*DATA LISTING*:
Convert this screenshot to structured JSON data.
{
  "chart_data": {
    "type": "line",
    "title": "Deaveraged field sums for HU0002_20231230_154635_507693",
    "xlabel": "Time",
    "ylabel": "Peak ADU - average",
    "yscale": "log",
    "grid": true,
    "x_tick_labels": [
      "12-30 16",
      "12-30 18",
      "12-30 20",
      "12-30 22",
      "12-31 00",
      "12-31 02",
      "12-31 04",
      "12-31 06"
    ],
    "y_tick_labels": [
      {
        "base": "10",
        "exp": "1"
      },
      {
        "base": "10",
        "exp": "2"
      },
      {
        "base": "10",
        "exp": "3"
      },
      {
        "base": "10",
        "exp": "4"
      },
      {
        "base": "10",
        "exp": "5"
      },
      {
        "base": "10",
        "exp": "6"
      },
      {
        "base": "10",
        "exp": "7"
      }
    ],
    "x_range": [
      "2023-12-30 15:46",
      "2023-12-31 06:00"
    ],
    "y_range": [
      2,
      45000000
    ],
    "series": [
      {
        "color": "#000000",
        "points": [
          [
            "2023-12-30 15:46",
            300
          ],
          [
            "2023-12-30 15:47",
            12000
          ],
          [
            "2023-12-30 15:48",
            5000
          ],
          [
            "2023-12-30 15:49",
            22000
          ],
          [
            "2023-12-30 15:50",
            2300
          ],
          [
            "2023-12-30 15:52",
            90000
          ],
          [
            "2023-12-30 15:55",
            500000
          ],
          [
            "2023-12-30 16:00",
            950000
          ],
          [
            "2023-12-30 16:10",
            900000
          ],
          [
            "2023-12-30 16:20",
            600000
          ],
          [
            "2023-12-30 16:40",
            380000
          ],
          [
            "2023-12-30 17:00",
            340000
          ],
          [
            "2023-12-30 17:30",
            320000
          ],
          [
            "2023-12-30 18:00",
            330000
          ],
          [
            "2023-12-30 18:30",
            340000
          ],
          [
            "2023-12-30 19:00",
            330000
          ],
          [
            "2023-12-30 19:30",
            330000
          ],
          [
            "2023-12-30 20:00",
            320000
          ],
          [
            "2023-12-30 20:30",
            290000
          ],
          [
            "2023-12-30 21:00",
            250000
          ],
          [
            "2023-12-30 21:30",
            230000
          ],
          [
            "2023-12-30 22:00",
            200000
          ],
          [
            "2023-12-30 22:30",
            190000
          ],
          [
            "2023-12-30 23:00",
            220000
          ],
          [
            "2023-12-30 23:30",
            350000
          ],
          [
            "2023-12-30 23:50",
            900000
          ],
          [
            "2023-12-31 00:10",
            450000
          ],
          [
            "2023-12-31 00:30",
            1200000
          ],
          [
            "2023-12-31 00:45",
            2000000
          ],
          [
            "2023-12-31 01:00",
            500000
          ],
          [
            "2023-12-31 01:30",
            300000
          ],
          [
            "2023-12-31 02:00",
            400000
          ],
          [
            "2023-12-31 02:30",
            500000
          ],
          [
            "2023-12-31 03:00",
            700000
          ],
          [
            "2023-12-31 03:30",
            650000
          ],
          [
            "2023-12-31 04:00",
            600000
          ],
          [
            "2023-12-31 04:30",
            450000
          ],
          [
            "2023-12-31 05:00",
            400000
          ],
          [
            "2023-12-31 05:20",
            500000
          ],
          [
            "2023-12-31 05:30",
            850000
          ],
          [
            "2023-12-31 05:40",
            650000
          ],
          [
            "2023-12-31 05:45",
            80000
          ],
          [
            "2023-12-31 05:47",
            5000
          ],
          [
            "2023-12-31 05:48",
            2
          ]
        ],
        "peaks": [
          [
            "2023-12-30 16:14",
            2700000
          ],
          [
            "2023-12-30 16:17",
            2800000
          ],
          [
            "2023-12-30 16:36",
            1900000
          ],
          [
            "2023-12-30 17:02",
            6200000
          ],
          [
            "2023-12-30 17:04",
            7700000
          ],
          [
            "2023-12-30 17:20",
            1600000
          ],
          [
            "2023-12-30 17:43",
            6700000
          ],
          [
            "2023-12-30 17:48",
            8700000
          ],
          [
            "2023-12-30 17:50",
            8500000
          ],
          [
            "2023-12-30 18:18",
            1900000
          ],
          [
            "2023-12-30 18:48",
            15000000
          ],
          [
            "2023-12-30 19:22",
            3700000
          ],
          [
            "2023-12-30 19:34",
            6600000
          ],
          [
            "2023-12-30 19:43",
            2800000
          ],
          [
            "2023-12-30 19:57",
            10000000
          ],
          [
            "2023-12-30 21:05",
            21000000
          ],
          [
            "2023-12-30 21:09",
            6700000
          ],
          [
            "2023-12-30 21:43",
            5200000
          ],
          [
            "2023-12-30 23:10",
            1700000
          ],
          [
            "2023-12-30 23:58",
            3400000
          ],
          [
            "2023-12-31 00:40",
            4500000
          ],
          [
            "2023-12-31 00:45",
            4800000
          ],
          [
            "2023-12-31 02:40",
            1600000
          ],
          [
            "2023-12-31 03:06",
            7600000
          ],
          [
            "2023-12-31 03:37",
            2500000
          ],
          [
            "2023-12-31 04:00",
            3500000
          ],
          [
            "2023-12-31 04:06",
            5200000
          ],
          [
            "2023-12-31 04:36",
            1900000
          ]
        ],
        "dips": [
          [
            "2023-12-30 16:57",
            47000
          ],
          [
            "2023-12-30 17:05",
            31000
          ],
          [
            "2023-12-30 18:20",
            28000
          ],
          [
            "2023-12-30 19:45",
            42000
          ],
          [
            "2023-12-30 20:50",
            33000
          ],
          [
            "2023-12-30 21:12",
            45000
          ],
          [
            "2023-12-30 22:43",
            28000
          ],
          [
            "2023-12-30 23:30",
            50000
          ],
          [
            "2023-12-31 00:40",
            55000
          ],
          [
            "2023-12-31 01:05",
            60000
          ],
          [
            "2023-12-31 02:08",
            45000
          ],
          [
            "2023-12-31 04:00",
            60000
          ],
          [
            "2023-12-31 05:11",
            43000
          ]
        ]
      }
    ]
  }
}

*DESCRIPTION OF THE TASK*:
Return every line exactly.

*RESULT BELOW*:
Convert this screenshot to structured JSON data.
{
  "chart_data": {
    "type": "line",
    "title": "Deaveraged field sums for HU0002_20231230_154635_507693",
    "xlabel": "Time",
    "ylabel": "Peak ADU - average",
    "yscale": "log",
    "grid": true,
    "x_tick_labels": [
      "12-30 16",
      "12-30 18",
      "12-30 20",
      "12-30 22",
      "12-31 00",
      "12-31 02",
      "12-31 04",
      "12-31 06"
    ],
    "y_tick_labels": [
      {
        "base": "10",
        "exp": "1"
      },
      {
        "base": "10",
        "exp": "2"
      },
      {
        "base": "10",
        "exp": "3"
      },
      {
        "base": "10",
        "exp": "4"
      },
      {
        "base": "10",
        "exp": "5"
      },
      {
        "base": "10",
        "exp": "6"
      },
      {
        "base": "10",
        "exp": "7"
      }
    ],
    "x_range": [
      "2023-12-30 15:46",
      "2023-12-31 06:00"
    ],
    "y_range": [
      2,
      45000000
    ],
    "series": [
      {
        "color": "#000000",
        "points": [
          [
            "2023-12-30 15:46",
            300
          ],
          [
            "2023-12-30 15:47",
            12000
          ],
          [
            "2023-12-30 15:48",
            5000
          ],
          [
            "2023-12-30 15:49",
            22000
          ],
          [
            "2023-12-30 15:50",
            2300
          ],
          [
            "2023-12-30 15:52",
            90000
          ],
          [
            "2023-12-30 15:55",
            500000
          ],
          [
            "2023-12-30 16:00",
            950000
          ],
          [
            "2023-12-30 16:10",
            900000
          ],
          [
            "2023-12-30 16:20",
            600000
          ],
          [
            "2023-12-30 16:40",
            380000
          ],
          [
            "2023-12-30 17:00",
            340000
          ],
          [
            "2023-12-30 17:30",
            320000
          ],
          [
            "2023-12-30 18:00",
            330000
          ],
          [
            "2023-12-30 18:30",
            340000
          ],
          [
            "2023-12-30 19:00",
            330000
          ],
          [
            "2023-12-30 19:30",
            330000
          ],
          [
            "2023-12-30 20:00",
            320000
          ],
          [
            "2023-12-30 20:30",
            290000
          ],
          [
            "2023-12-30 21:00",
            250000
          ],
          [
            "2023-12-30 21:30",
            230000
          ],
          [
            "2023-12-30 22:00",
            200000
          ],
          [
            "2023-12-30 22:30",
            190000
          ],
          [
            "2023-12-30 23:00",
            220000
          ],
          [
            "2023-12-30 23:30",
            350000
          ],
          [
            "2023-12-30 23:50",
            900000
          ],
          [
            "2023-12-31 00:10",
            450000
          ],
          [
            "2023-12-31 00:30",
            1200000
          ],
          [
            "2023-12-31 00:45",
            2000000
          ],
          [
            "2023-12-31 01:00",
            500000
          ],
          [
            "2023-12-31 01:30",
            300000
          ],
          [
            "2023-12-31 02:00",
            400000
          ],
          [
            "2023-12-31 02:30",
            500000
          ],
          [
            "2023-12-31 03:00",
            700000
          ],
          [
            "2023-12-31 03:30",
            650000
          ],
          [
            "2023-12-31 04:00",
            600000
          ],
          [
            "2023-12-31 04:30",
            450000
          ],
          [
            "2023-12-31 05:00",
            400000
          ],
          [
            "2023-12-31 05:20",
            500000
          ],
          [
            "2023-12-31 05:30",
            850000
          ],
          [
            "2023-12-31 05:40",
            650000
          ],
          [
            "2023-12-31 05:45",
            80000
          ],
          [
            "2023-12-31 05:47",
            5000
          ],
          [
            "2023-12-31 05:48",
            2
          ]
        ],
        "peaks": [
          [
            "2023-12-30 16:14",
            2700000
          ],
          [
            "2023-12-30 16:17",
            2800000
          ],
          [
            "2023-12-30 16:36",
            1900000
          ],
          [
            "2023-12-30 17:02",
            6200000
          ],
          [
            "2023-12-30 17:04",
            7700000
          ],
          [
            "2023-12-30 17:20",
            1600000
          ],
          [
            "2023-12-30 17:43",
            6700000
          ],
          [
            "2023-12-30 17:48",
            8700000
          ],
          [
            "2023-12-30 17:50",
            8500000
          ],
          [
            "2023-12-30 18:18",
            1900000
          ],
          [
            "2023-12-30 18:48",
            15000000
          ],
          [
            "2023-12-30 19:22",
            3700000
          ],
          [
            "2023-12-30 19:34",
            6600000
          ],
          [
            "2023-12-30 19:43",
            2800000
          ],
          [
            "2023-12-30 19:57",
            10000000
          ],
          [
            "2023-12-30 21:05",
            21000000
          ],
          [
            "2023-12-30 21:09",
            6700000
          ],
          [
            "2023-12-30 21:43",
            5200000
          ],
          [
            "2023-12-30 23:10",
            1700000
          ],
          [
            "2023-12-30 23:58",
            3400000
          ],
          [
            "2023-12-31 00:40",
            4500000
          ],
          [
            "2023-12-31 00:45",
            4800000
          ],
          [
            "2023-12-31 02:40",
            1600000
          ],
          [
            "2023-12-31 03:06",
            7600000
          ],
          [
            "2023-12-31 03:37",
            2500000
          ],
          [
            "2023-12-31 04:00",
            3500000
          ],
          [
            "2023-12-31 04:06",
            5200000
          ],
          [
            "2023-12-31 04:36",
            1900000
          ]
        ],
        "dips": [
          [
            "2023-12-30 16:57",
            47000
          ],
          [
            "2023-12-30 17:05",
            31000
          ],
          [
            "2023-12-30 18:20",
            28000
          ],
          [
            "2023-12-30 19:45",
            42000
          ],
          [
            "2023-12-30 20:50",
            33000
          ],
          [
            "2023-12-30 21:12",
            45000
          ],
          [
            "2023-12-30 22:43",
            28000
          ],
          [
            "2023-12-30 23:30",
            50000
          ],
          [
            "2023-12-31 00:40",
            55000
          ],
          [
            "2023-12-31 01:05",
            60000
          ],
          [
            "2023-12-31 02:08",
            45000
          ],
          [
            "2023-12-31 04:00",
            60000
          ],
          [
            "2023-12-31 05:11",
            43000
          ]
        ]
      }
    ]
  }
}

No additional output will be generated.